What the exercise asks: Pull each line holding the word "CLASS" from the data.

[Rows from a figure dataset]

____

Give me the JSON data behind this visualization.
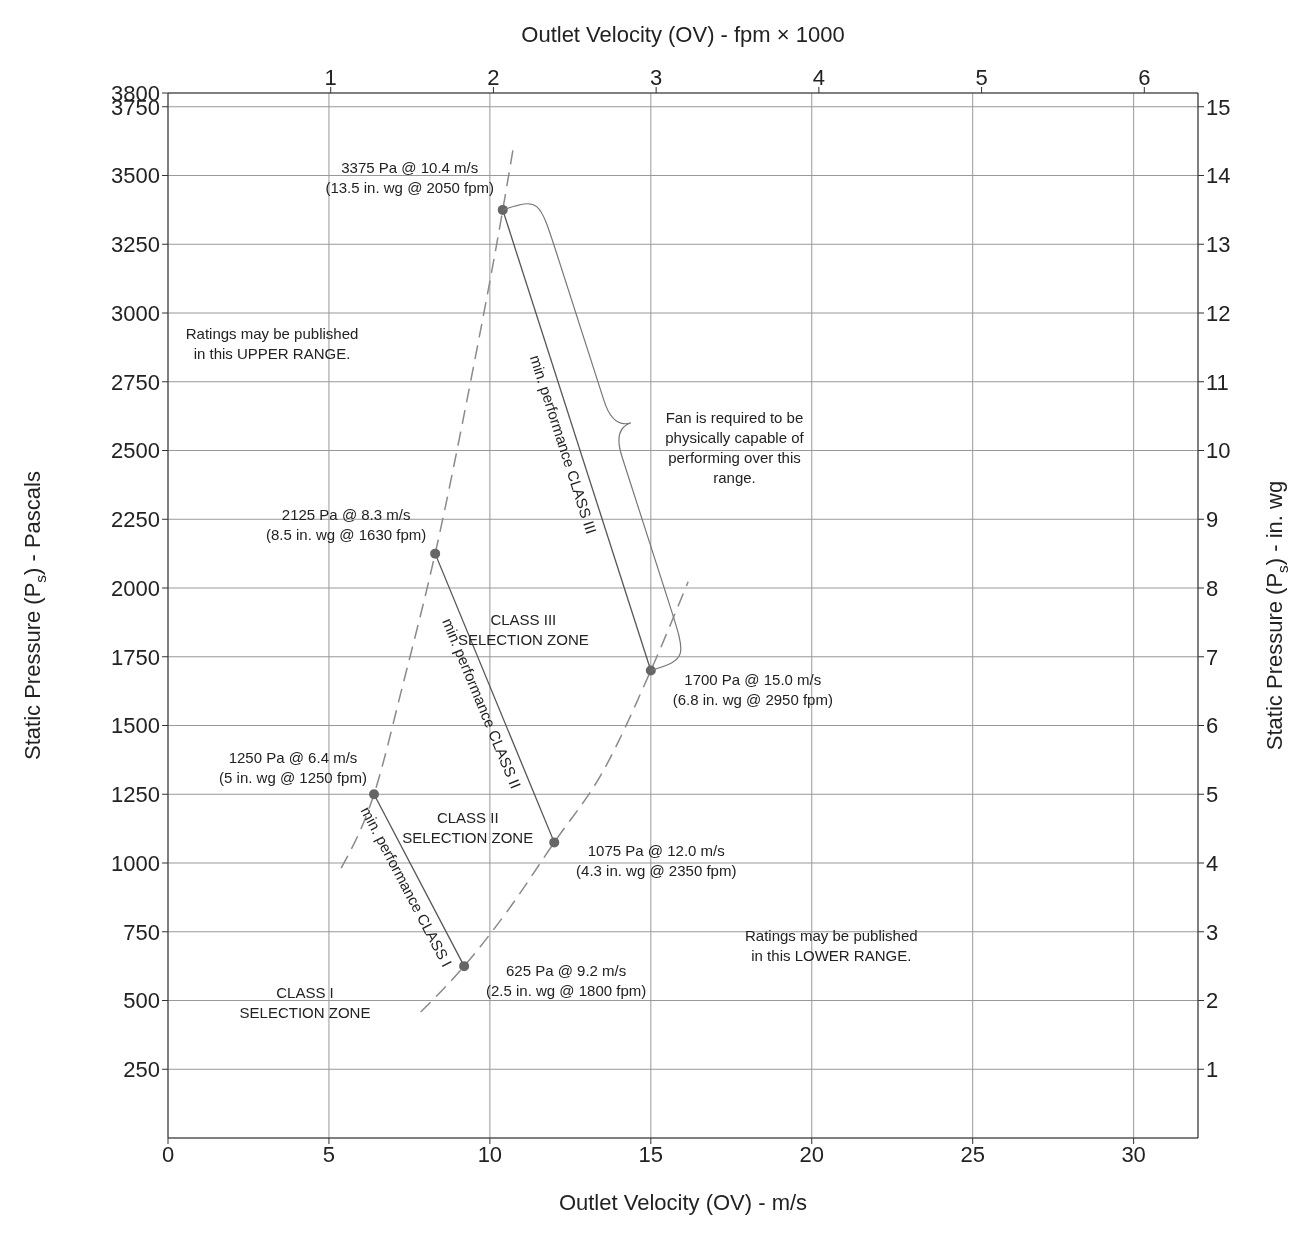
{
  "chart_data": {
    "type": "scatter",
    "xlabel": "Outlet Velocity (OV) - m/s",
    "x2label": "Outlet Velocity (OV) - fpm × 1000",
    "ylabel": "Static Pressure (P$_{s}$) - Pascals",
    "y2label": "Static Pressure (P$_{s}$) - in. wg",
    "xlim": [
      0,
      32
    ],
    "xticks": [
      0,
      5,
      10,
      15,
      20,
      25,
      30
    ],
    "x2lim": [
      0,
      6.33
    ],
    "x2ticks": [
      1,
      2,
      3,
      4,
      5,
      6
    ],
    "ylim": [
      0,
      3800
    ],
    "yticks": [
      250,
      500,
      750,
      1000,
      1250,
      1500,
      1750,
      2000,
      2250,
      2500,
      2750,
      3000,
      3250,
      3500,
      3750,
      3800
    ],
    "y2lim": [
      0,
      15.2
    ],
    "y2ticks": [
      1,
      2,
      3,
      4,
      5,
      6,
      7,
      8,
      9,
      10,
      11,
      12,
      13,
      14,
      15
    ],
    "grid": true,
    "legend": false,
    "marker": "circle",
    "series": [
      {
        "type": "line",
        "name": "min. performance CLASS I",
        "color": "#555555",
        "marker": "none",
        "x": [
          6.4,
          9.2
        ],
        "values": [
          1250,
          625
        ]
      },
      {
        "type": "line",
        "name": "min. performance CLASS II",
        "color": "#555555",
        "marker": "none",
        "x": [
          8.3,
          12.0
        ],
        "values": [
          2125,
          1075
        ]
      },
      {
        "type": "line",
        "name": "min. performance CLASS III",
        "color": "#555555",
        "marker": "none",
        "x": [
          10.4,
          15.0
        ],
        "values": [
          3375,
          1700
        ]
      },
      {
        "type": "line",
        "color": "#8a8a8a",
        "marker": "none",
        "line_style": "dashed",
        "x": [
          5.38,
          6.4,
          7.3,
          8.3,
          9.4,
          10.4,
          10.73
        ],
        "values": [
          981,
          1250,
          1650,
          2125,
          2750,
          3375,
          3602
        ]
      },
      {
        "type": "line",
        "color": "#8a8a8a",
        "marker": "none",
        "line_style": "dashed",
        "x": [
          7.85,
          9.2,
          10.5,
          12.0,
          13.5,
          15.0,
          16.16
        ],
        "values": [
          458,
          625,
          818,
          1075,
          1330,
          1700,
          2023
        ]
      },
      {
        "color": "#666666",
        "x": [
          6.4,
          8.3,
          9.2,
          10.4,
          12.0,
          15.0
        ],
        "values": [
          1250,
          2125,
          625,
          3375,
          1075,
          1700
        ]
      }
    ],
    "annotations": [
      {
        "text": "3375 Pa @ 10.4 m/s\n(13.5 in. wg @ 2050 fpm)",
        "x": 10.4,
        "y": 3375
      },
      {
        "text": "2125 Pa @ 8.3 m/s\n(8.5 in. wg @ 1630 fpm)",
        "x": 8.3,
        "y": 2125
      },
      {
        "text": "1700 Pa @ 15.0 m/s\n(6.8 in. wg @ 2950 fpm)",
        "x": 15.0,
        "y": 1700
      },
      {
        "text": "1250 Pa @ 6.4 m/s\n(5 in. wg @ 1250 fpm)",
        "x": 6.4,
        "y": 1250
      },
      {
        "text": "1075 Pa @ 12.0 m/s\n(4.3 in. wg @ 2350 fpm)",
        "x": 12.0,
        "y": 1075
      },
      {
        "text": "625 Pa @ 9.2 m/s\n(2.5 in. wg @ 1800 fpm)",
        "x": 9.2,
        "y": 625
      },
      "Ratings may be published\nin this UPPER RANGE.",
      "Ratings may be published\nin this LOWER RANGE.",
      "CLASS III\nSELECTION ZONE",
      "CLASS II\nSELECTION ZONE",
      "CLASS I\nSELECTION ZONE",
      "Fan is required to be\nphysically capable of\nperforming over this\nrange."
    ]
  }
}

____

Result of the task:
        "name": "min. performance CLASS I",
        "name": "min. performance CLASS II",
        "name": "min. performance CLASS III",
      "CLASS III\nSELECTION ZONE",
      "CLASS II\nSELECTION ZONE",
      "CLASS I\nSELECTION ZONE",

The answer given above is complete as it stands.